Task details —
Every line below that contains the word "undergoing" must be copied.

== Segment start ==

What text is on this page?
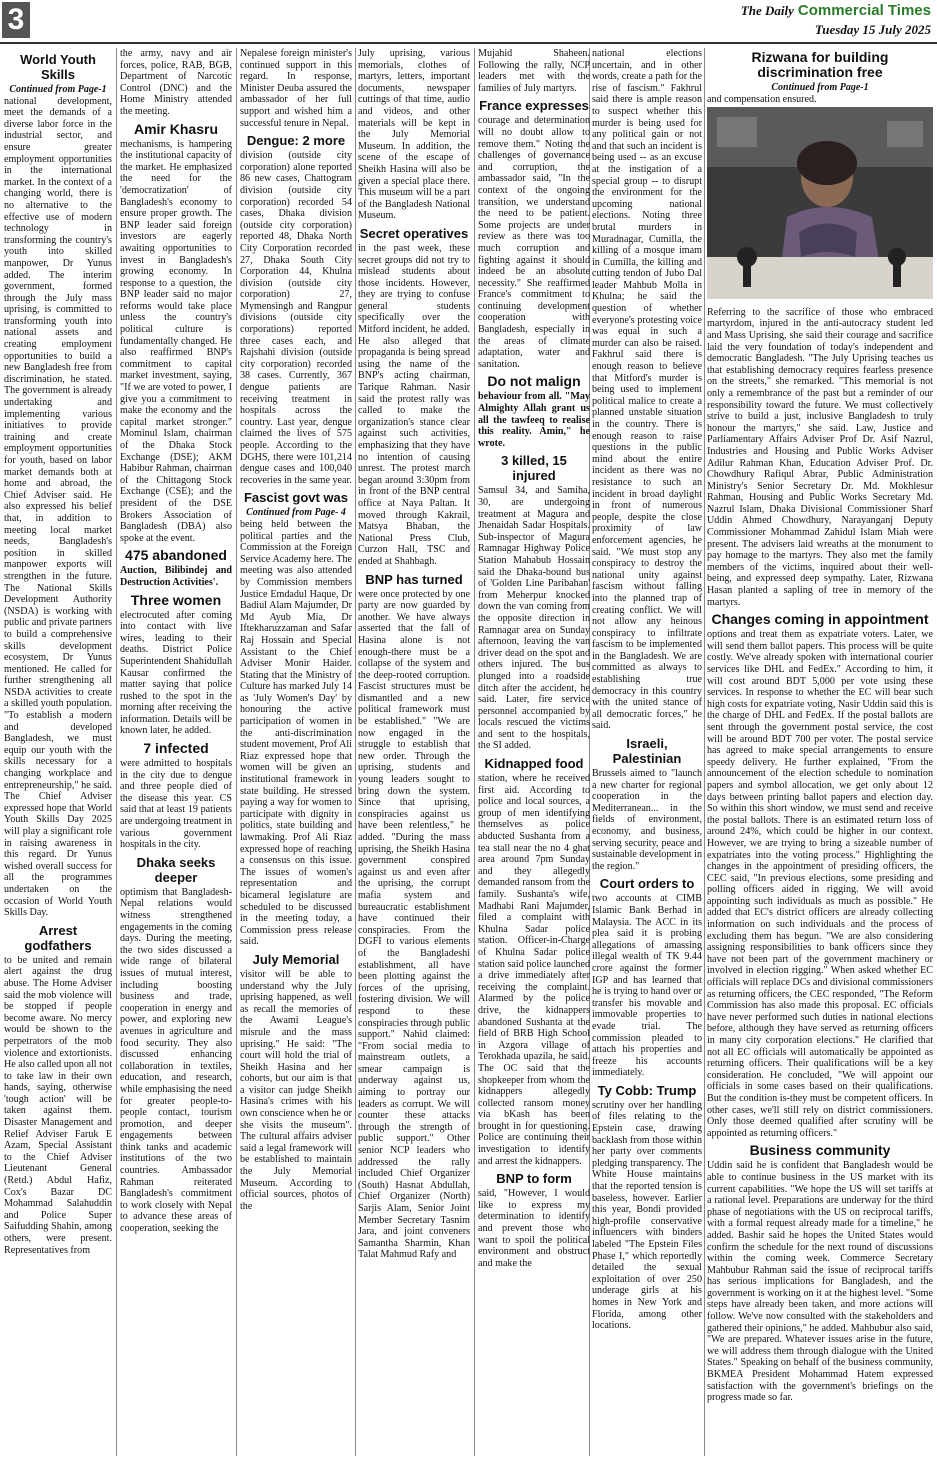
3	The Daily Commercial Times
Tuesday 15 July 2025
World Youth Skills

Continued from Page-1

national development, meet the demands of a diverse labor force in the industrial sector, and ensure greater employment opportunities in the international market. In the context of a changing world, there is no alternative to the effective use of modern technology in transforming the country's youth into skilled manpower, Dr Yunus added. The interim government, formed through the July mass uprising, is committed to transforming youth into national assets and creating employment opportunities to build a new Bangladesh free from discrimination, he stated. The government is already undertaking and implementing various initiatives to provide training and create employment opportunities for youth, based on labor market demands both at home and abroad, the Chief Adviser said. He also expressed his belief that, in addition to meeting local market needs, Bangladesh's position in skilled manpower exports will strengthen in the future. The National Skills Development Authority (NSDA) is working with public and private partners to build a comprehensive skills development ecosystem, Dr Yunus mentioned. He called for further strengthening all NSDA activities to create a skilled youth population. "To establish a modern and developed Bangladesh, we must equip our youth with the skills necessary for a changing workplace and entrepreneurship," he said. The Chief Adviser expressed hope that World Youth Skills Day 2025 will play a significant role in raising awareness in this regard. Dr Yunus wished overall success for all the programmes undertaken on the occasion of World Youth Skills Day.

Arrest godfathers

to be united and remain alert against the drug abuse. The Home Adviser said the mob violence will be stopped if people become aware. No mercy would be shown to the perpetrators of the mob violence and extortionists. He also called upon all not to take law in their own hands, saying, otherwise 'tough action' will be taken against them. Disaster Management and Relief Adviser Faruk E Azam, Special Assistant to the Chief Adviser Lieutenant General (Retd.) Abdul Hafiz, Cox's Bazar DC Mohammad Salahuddin and Police Super Saifudding Shahin, among others, were present. Representatives from

the army, navy and air forces, police, RAB, BGB, Department of Narcotic Control (DNC) and the Home Ministry attended the meeting.

Amir Khasru

mechanisms, is hampering the institutional capacity of the market. He emphasized the need for the 'democratization' of Bangladesh's economy to ensure proper growth. The BNP leader said foreign investors are eagerly awaiting opportunities to invest in Bangladesh's growing economy. In response to a question, the BNP leader said no major reforms would take place unless the country's political culture is fundamentally changed. He also reaffirmed BNP's commitment to capital market investment, saying, "If we are voted to power, I give you a commitment to make the economy and the capital market stronger." Mominul Islam, chairman of the Dhaka Stock Exchange (DSE); AKM Habibur Rahman, chairman of the Chittagong Stock Exchange (CSE); and the president of the DSE Brokers Association of Bangladesh (DBA) also spoke at the event.

475 abandoned

Auction, Bilibindej and Destruction Activities'.

Three women

electrocuted after coming into contact with live wires, leading to their deaths. District Police Superintendent Shahidullah Kausar confirmed the matter saying that police rushed to the spot in the morning after receiving the information. Details will be known later, he added.

7 infected

were admitted to hospitals in the city due to dengue and three people died of the disease this year. CS said that at least 19 patients are undergoing treatment in various government hospitals in the city.

Dhaka seeks deeper

optimism that Bangladesh-Nepal relations would witness strengthened engagements in the coming days. During the meeting, the two sides discussed a wide range of bilateral issues of mutual interest, including boosting business and trade, cooperation in energy and power, and exploring new avenues in agriculture and food security. They also discussed enhancing collaboration in textiles, education, and research, while emphasising the need for greater people-to-people contact, tourism promotion, and deeper engagements between think tanks and academic institutions of the two countries. Ambassador Rahman reiterated Bangladesh's commitment to work closely with Nepal to advance these areas of cooperation, seeking the

Nepalese foreign minister's continued support in this regard. In response, Minister Deuba assured the ambassador of her full support and wished him a successful tenure in Nepal.

Dengue: 2 more

division (outside city corporation) alone reported 86 new cases, Chattogram division (outside city corporation) recorded 54 cases, Dhaka division (outside city corporation) reported 48, Dhaka North City Corporation recorded 27, Dhaka South City Corporation 44, Khulna division (outside city corporation) 27, Mymensingh and Rangpur divisions (outside city corporations) reported three cases each, and Rajshahi division (outside city corporation) recorded 38 cases. Currently, 367 dengue patients are receiving treatment in hospitals across the country. Last year, dengue claimed the lives of 575 people. According to the DGHS, there were 101,214 dengue cases and 100,040 recoveries in the same year.

Fascist govt was

Continued from Page- 4

being held between the political parties and the Commission at the Foreign Service Academy here. The meeting was also attended by Commission members Justice Emdadul Haque, Dr Badiul Alam Majumder, Dr Md Ayub Mia, Dr Iftekharuzzaman and Safar Raj Hossain and Special Assistant to the Chief Adviser Monir Haider. Stating that the Ministry of Culture has marked July 14 as 'July Women's Day' by honouring the active participation of women in the anti-discrimination student movement, Prof Ali Riaz expressed hope that women will be given an institutional framework in state building. He stressed paying a way for women to participate with dignity in politics, state building and lawmaking. Prof Ali Riaz expressed hope of reaching a consensus on this issue. The issues of women's representation and bicameral legislature are scheduled to be discussed in the meeting today, a Commission press release said.

July Memorial

visitor will be able to understand why the July uprising happened, as well as recall the memories of the Awami League's misrule and the mass uprising." He said: "The court will hold the trial of Sheikh Hasina and her cohorts, but our aim is that a visitor can judge Sheikh Hasina's crimes with his own conscience when he or she visits the museum". The cultural affairs adviser said a legal framework will be established to maintain the July Memorial Museum. According to official sources, photos of the

July uprising, various memorials, clothes of martyrs, letters, important documents, newspaper cuttings of that time, audio and videos, and other materials will be kept in the July Memorial Museum. In addition, the scene of the escape of Sheikh Hasina will also be given a special place there. This museum will be a part of the Bangladesh National Museum.

Secret operatives

in the past week, these secret groups did not try to mislead students about those incidents. However, they are trying to confuse general students specifically over the Mitford incident, he added. He also alleged that propaganda is being spread using the name of the BNP's acting chairman, Tarique Rahman. Nasir said the protest rally was called to make the organization's stance clear against such activities, emphasizing that they have no intention of causing unrest. The protest march began around 3:30pm from in front of the BNP central office at Naya Paltan. It moved through Kakrail, Matsya Bhaban, the National Press Club, Curzon Hall, TSC and ended at Shahbagh.

BNP has turned

were once protected by one party are now guarded by another. We have always asserted that the fall of Hasina alone is not enough-there must be a collapse of the system and the deep-rooted corruption. Fascist structures must be dismantled and a new political framework must be established." "We are now engaged in the struggle to establish that new order. Through the uprising, students and young leaders sought to bring down the system. Since that uprising, conspiracies against us have been relentless," he added. "During the mass uprising, the Sheikh Hasina government conspired against us and even after the uprising, the corrupt mafia system and bureaucratic establishment have continued their conspiracies. From the DGFI to various elements of the Bangladeshi establishment, all have been plotting against the forces of the uprising, fostering division. We will respond to these conspiracies through public support." Nahid claimed: "From social media to mainstream outlets, a smear campaign is underway against us, aiming to portray our leaders as corrupt. We will counter these attacks through the strength of public support." Other senior NCP leaders who addressed the rally included Chief Organizer (South) Hasnat Abdullah, Chief Organizer (North) Sarjis Alam, Senior Joint Member Secretary Tasnim Jara, and joint conveners Samantha Sharmin, Khan Talat Mahmud Rafy and

Mujahid Shaheen. Following the rally, NCP leaders met with the families of July martyrs.

France expresses

courage and determination will no doubt allow to remove them." Noting the challenges of governance and corruption, the ambassador said, "In the context of the ongoing transition, we understand the need to be patient. Some projects are under review as there was too much corruption and fighting against it should indeed be an absolute necessity." She reaffirmed France's commitment to continuing development cooperation with Bangladesh, especially in the areas of climate adaptation, water and sanitation.

Do not malign

behaviour from all. "May Almighty Allah grant us all the tawfeeq to realise this reality. Amin," he wrote.

3 killed, 15 injured

Samsul 34, and Samiha, 30, are undergoing treatment at Magura and Jhenaidah Sadar Hospitals. Sub-inspector of Magura Ramnagar Highway Police Station Mahabub Hossain said the Dhaka-bound bus of 'Golden Line Paribahan' from Meherpur knocked down the van coming from the opposite direction in Ramnagar area on Sunday afternoon, leaving the van driver dead on the spot and others injured. The bus plunged into a roadside ditch after the accident, he said. Later, fire service personnel accompanied by locals rescued the victims and sent to the hospitals, the SI added.

Kidnapped food

station, where he received first aid. According to police and local sources, a group of men identifying themselves as police abducted Sushanta from a tea stall near the no 4 ghat area around 7pm Sunday and they allegedly demanded ransom from the family. Sushanta's wife, Madhabi Rani Majumder, filed a complaint with Khulna Sadar police station. Officer-in-Charge of Khulna Sadar police station said police launched a drive immediately after receiving the complaint. Alarmed by the police drive, the kidnappers abandoned Sushanta at the field of BRB High School in Azgora village of Terokhada upazila, he said. The OC said that the shopkeeper from whom the kidnappers allegedly collected ransom money via bKash has been brought in for questioning. Police are continuing their investigation to identify and arrest the kidnappers.

BNP to form

said, "However, I would like to express my determination to identify and prevent those who want to spoil the political environment and obstruct and make the

national elections uncertain, and in other words, create a path for the rise of fascism." Fakhrul said there is ample reason to suspect whether this murder is being used for any political gain or not and that such an incident is being used -- as an excuse at the instigation of a special group -- to disrupt the environment for the upcoming national elections. Noting three brutal murders in Muradnagar, Cumilla, the killing of a mosque imam in Cumilla, the killing and cutting tendon of Jubo Dal leader Mahbub Molla in Khulna; he said the question of whether everyone's protesting voice was equal in such a murder can also be raised. Fakhrul said there is enough reason to believe that Mitford's murder is being used to implement political malice to create a planned unstable situation in the country. There is enough reason to raise questions in the public mind about the entire incident as there was no resistance to such an incident in broad daylight in front of numerous people, despite the close proximity of law enforcement agencies, he said. "We must stop any conspiracy to destroy the national unity against fascism without falling into the planned trap of creating conflict. We will not allow any heinous conspiracy to infiltrate fascism to be implemented in the Bangladesh. We are committed as always to establishing true democracy in this country with the united stance of all democratic forces," he said.

Israeli, Palestinian

Brussels aimed to "launch a new charter for regional cooperation in the Mediterranean... in the fields of environment, economy, and business, serving security, peace and sustainable development in the region."

Court orders to

two accounts at CIMB Islamic Bank Berhad in Malaysia. The ACC in its plea said it is probing allegations of amassing illegal wealth of TK 9.44 crore against the former IGP and has learned that he is trying to hand over or transfer his movable and immovable properties to evade trial. The commission pleaded to attach his properties and freeze his accounts immediately.

Ty Cobb: Trump

scrutiny over her handling of files relating to the Epstein case, drawing backlash from those within her party over comments pledging transparency. The White House maintains that the reported tension is baseless, however. Earlier this year, Bondi provided high-profile conservative influencers with binders labeled "The Epstein Files Phase I," which reportedly detailed the sexual exploitation of over 250 underage girls at his homes in New York and Florida, among other locations.

Rizwana for building discrimination free

Continued from Page-1

and compensation ensured.

Referring to the sacrifice of those who embraced martyrdom, injured in the anti-autocracy student led and Mass Uprising, she said their courage and sacrifice laid the very foundation of today's independent and democratic Bangladesh. "The July Uprising teaches us that establishing democracy requires fearless presence on the streets," she remarked. "This memorial is not only a remembrance of the past but a reminder of our responsibility toward the future. We must collectively strive to build a just, inclusive Bangladesh to truly honour the martyrs," she said. Law, Justice and Parliamentary Affairs Adviser Prof Dr. Asif Nazrul, Industries and Housing and Public Works Adviser Adilur Rahman Khan, Education Adviser Prof. Dr. Chowdhury Rafiqul Abrar, Public Administration Ministry's Senior Secretary Dr. Md. Mokhlesur Rahman, Housing and Public Works Secretary Md. Nazrul Islam, Dhaka Divisional Commissioner Sharf Uddin Ahmed Chowdhury, Narayanganj Deputy Commissioner Mohammad Zahidul Islam Miah were present. The advisers laid wreaths at the monument to pay homage to the martyrs. They also met the family members of the victims, inquired about their well-being, and expressed deep sympathy. Later, Rizwana Hasan planted a sapling of tree in memory of the martyrs.

Changes coming in appointment

options and treat them as expatriate voters. Later, we will send them ballot papers. This process will be quite costly. We've already spoken with international courier services like DHL and FedEx." According to him, it will cost around BDT 5,000 per vote using these services. In response to whether the EC will bear such high costs for expatriate voting, Nasir Uddin said this is the charge of DHL and FedEx. If the postal ballots are sent through the government postal service, the cost will be around BDT 700 per voter. The postal service has agreed to make special arrangements to ensure speedy delivery. He further explained, "From the announcement of the election schedule to nomination papers and symbol allocation, we get only about 12 days between printing ballot papers and election day. So within this short window, we must send and receive the postal ballots. There is an estimated return loss of around 24%, which could be higher in our context. However, we are trying to bring a sizeable number of expatriates into the voting process." Highlighting the changes in the appointment of presiding officers, the CEC said, "In previous elections, some presiding and polling officers aided in rigging. We will avoid appointing such individuals as much as possible." He added that EC's district officers are already collecting information on such individuals and the process of excluding them has begun. "We are also considering assigning responsibilities to bank officers since they have not been part of the government machinery or involved in election rigging." When asked whether EC officials will replace DCs and divisional commissioners as returning officers, the CEC responded, "The Reform Commission has also made this proposal. EC officials have never performed such duties in national elections before, although they have served as returning officers in many city corporation elections." He clarified that not all EC officials will automatically be appointed as returning officers. Their qualifications will be a key consideration. He concluded, "We will appoint our officials in some cases based on their qualifications. But the condition is-they must be competent officers. In other cases, we'll still rely on district commissioners. Only those deemed qualified after scrutiny will be appointed as returning officers."

Business community

Uddin said he is confident that Bangladesh would be able to continue business in the US market with its current capabilities. "We hope the US will set tariffs at a rational level. Preparations are underway for the third phase of negotiations with the US on reciprocal tariffs, with a formal request already made for a timeline," he added. Bashir said he hopes the United States would confirm the schedule for the next round of discussions within the coming week. Commerce Secretary Mahbubur Rahman said the issue of reciprocal tariffs has serious implications for Bangladesh, and the government is working on it at the highest level. "Some steps have already been taken, and more actions will follow. We've now consulted with the stakeholders and gathered their opinions," he added. Mahbubur also said, "We are prepared. Whatever issues arise in the future, we will address them through dialogue with the United States." Speaking on behalf of the business community, BKMEA President Mohammad Hatem expressed satisfaction with the government's briefings on the progress made so far.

== Segment end ==

Solution —
were admitted to hospitals in the city due to dengue and three people died of the disease this year. CS said that at least 19 patients are undergoing treatment in various government hospitals in the city.
Samsul 34, and Samiha, 30, are undergoing treatment at Magura and Jhenaidah Sadar Hospitals. Sub-inspector of Magura Ramnagar Highway Police Station Mahabub Hossain said the Dhaka-bound bus of 'Golden Line Paribahan' from Meherpur knocked down the van coming from the opposite direction in Ramnagar area on Sunday afternoon, leaving the van driver dead on the spot and others injured. The bus plunged into a roadside ditch after the accident, he said. Later, fire service personnel accompanied by locals rescued the victims and sent to the hospitals, the SI added.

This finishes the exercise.